§ **Text provided**
______

Sometimes small changes make a big difference. Here are five changes that focus on what insight managers can do to help deliver research that will get their business where it needs to be:
1.Make the agency’s life harder – refocus your objectives so they focus on customer behaviour change.
Sometimes research objectives in a brief let us researchers off the hook. They reflect the questions that we might ask in a project rather than the answers that the client needs. If you focus your research objectives on the consumer behaviour that you want to change, you’re likely to get closer to the key answers that will transform your business.
2.Add on two weeks extra fieldwork time for a project
Experienced insight managers train their internal clients to work to 4-6 week lead times in qual. However, adding a couple of weeks onto this time frame can be a game-changer in terms of what research can deliver. It means, for example, that we can explore – over the course of 3-4 weeks – on-going behaviour (with diaries, bulletin boards, repeat interviews and catch-ups), which means we can see how people really behave, think and feel, rather than how they say they do. Sometimes projects need to be turned around quick-smart, but other times it can be really smart to slow it down for the sake of deeper insight.

______

§ **Excerpted data**

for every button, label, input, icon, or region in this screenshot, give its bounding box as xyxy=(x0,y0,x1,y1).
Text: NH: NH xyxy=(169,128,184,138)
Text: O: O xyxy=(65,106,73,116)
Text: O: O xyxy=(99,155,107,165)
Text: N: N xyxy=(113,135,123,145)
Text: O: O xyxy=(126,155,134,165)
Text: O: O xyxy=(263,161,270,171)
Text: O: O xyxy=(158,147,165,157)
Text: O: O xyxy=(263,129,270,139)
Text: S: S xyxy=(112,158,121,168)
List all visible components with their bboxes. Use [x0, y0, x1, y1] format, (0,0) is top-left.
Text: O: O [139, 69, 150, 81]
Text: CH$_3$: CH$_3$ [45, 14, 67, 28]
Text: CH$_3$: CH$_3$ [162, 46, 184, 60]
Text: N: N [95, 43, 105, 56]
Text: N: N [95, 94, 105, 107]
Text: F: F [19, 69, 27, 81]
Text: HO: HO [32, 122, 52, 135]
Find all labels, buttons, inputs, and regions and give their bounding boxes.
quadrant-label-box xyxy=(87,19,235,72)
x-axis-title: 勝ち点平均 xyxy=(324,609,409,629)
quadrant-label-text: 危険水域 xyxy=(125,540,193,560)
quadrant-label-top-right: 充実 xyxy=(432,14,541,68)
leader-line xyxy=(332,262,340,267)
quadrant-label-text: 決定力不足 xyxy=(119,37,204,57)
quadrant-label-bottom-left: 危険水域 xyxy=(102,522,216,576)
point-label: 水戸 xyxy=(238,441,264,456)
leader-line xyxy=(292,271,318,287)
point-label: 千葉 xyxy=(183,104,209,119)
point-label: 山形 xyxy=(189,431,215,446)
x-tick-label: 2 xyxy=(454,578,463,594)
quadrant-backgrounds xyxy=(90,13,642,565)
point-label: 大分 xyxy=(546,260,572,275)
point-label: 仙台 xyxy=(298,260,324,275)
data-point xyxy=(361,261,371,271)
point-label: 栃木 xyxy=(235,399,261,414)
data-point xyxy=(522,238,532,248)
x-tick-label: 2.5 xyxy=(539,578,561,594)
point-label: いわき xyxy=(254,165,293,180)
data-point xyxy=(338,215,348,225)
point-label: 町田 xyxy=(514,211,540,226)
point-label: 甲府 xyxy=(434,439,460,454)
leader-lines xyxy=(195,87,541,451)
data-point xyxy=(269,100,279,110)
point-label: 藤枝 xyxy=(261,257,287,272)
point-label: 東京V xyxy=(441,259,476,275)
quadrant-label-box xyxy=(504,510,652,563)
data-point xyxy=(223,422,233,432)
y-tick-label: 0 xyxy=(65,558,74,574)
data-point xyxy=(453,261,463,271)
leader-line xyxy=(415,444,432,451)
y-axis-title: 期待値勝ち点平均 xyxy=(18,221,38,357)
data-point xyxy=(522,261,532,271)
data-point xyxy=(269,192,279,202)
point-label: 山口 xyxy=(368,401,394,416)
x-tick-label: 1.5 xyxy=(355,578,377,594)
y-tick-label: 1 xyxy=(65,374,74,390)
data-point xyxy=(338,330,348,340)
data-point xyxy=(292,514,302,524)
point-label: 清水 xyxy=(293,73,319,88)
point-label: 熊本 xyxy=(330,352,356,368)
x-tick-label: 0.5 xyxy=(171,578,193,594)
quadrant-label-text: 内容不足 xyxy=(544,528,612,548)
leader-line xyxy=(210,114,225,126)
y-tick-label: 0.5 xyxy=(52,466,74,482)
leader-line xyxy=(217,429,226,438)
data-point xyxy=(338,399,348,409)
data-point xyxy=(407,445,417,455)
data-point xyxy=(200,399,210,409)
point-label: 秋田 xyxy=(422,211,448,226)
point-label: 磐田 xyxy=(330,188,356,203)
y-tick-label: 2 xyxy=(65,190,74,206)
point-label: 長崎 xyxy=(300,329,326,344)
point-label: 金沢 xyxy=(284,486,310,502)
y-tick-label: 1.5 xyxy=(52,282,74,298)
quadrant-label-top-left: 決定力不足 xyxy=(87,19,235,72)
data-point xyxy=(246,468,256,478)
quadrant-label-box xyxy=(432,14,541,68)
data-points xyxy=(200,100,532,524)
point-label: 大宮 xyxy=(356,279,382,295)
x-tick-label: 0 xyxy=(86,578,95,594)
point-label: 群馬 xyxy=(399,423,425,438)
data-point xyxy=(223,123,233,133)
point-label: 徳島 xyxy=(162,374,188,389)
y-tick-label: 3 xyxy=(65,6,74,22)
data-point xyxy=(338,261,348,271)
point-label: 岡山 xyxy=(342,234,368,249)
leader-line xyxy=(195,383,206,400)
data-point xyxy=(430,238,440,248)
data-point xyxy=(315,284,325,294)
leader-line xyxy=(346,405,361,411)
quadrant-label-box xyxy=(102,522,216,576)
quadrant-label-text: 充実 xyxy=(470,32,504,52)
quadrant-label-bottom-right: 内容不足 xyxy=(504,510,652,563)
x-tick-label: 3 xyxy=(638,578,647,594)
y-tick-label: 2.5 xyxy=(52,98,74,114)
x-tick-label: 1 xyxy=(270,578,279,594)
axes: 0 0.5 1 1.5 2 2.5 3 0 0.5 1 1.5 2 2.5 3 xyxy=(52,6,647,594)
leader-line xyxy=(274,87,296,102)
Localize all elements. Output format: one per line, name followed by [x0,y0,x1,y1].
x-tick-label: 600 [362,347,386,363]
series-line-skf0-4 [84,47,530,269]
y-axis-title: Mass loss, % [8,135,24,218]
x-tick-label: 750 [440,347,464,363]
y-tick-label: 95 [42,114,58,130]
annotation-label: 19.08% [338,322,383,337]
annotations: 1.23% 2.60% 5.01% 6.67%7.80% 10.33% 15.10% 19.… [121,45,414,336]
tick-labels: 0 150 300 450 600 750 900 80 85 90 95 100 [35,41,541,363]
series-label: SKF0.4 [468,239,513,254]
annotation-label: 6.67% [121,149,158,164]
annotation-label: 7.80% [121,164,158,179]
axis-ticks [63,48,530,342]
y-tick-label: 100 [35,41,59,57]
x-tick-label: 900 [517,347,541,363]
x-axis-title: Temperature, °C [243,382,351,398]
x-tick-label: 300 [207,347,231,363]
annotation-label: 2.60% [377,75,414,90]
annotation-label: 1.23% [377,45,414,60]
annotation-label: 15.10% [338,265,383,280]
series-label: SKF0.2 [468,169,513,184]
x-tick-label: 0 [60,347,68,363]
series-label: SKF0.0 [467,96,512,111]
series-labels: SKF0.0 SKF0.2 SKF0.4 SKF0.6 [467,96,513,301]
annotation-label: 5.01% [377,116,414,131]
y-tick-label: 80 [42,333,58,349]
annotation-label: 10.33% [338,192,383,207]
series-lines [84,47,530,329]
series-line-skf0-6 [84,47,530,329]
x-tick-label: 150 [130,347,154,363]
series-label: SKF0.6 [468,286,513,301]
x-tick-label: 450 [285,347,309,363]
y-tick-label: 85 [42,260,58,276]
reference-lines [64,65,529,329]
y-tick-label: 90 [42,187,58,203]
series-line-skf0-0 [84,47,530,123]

______

§ **Directions**
[A] Answer these questions about the text on changes insight managers can make:
(i) What does the text say research objectives should focus on?
(ii) What lead times in qual do experienced insight managers train their internal clients to work to?
(iii) How many changes does the text say it will present?
[B] Proceed with the text on changes insight managers can make, picking up after its last sentence.

§ **Your written answers**
[A]
(i) The consumer behavior that you want to change.
(ii) 4-6 weeks.
(iii) Five.

[B]
3.Get in there, don’t view, observe
The one way mirror is a big barrier between you and the research group. For some reason watching what’s going on behind glass filters out the real vibe in the room. Come into the room, make yourself known to respondents and take it all in! These days respondents are really comfortable with clients in the room, so there’s no need to be ‘shoved behind the mirror’ to watch a group.
4.Join in with analysis
Real insight is delivered when the researchers on a project get together and analyse their interviews (not particularly when the interviews are happening – it’s applying thought that’s the magic ingredient). Clientside researchers can add hugely to the analysis process because they understand what their business needs from the research, and what their business can and can’t do with the findings. Good agencies will happily share in the analysis process with you, so if you can spare the time, the project will really benefit from your input
5.Elbow the debrief in favour of a conversation about research findings
The ‘classic’ debrief is often far too much about one-way communication. Be brave, on your next project cancel the debrief and do something more useful instead. Why not get your internal clients to watch a ‘sharefile’ of the findings (could be a film) and then hold a Q&A session with your clients and the research agency… to get thinking ‘flying’?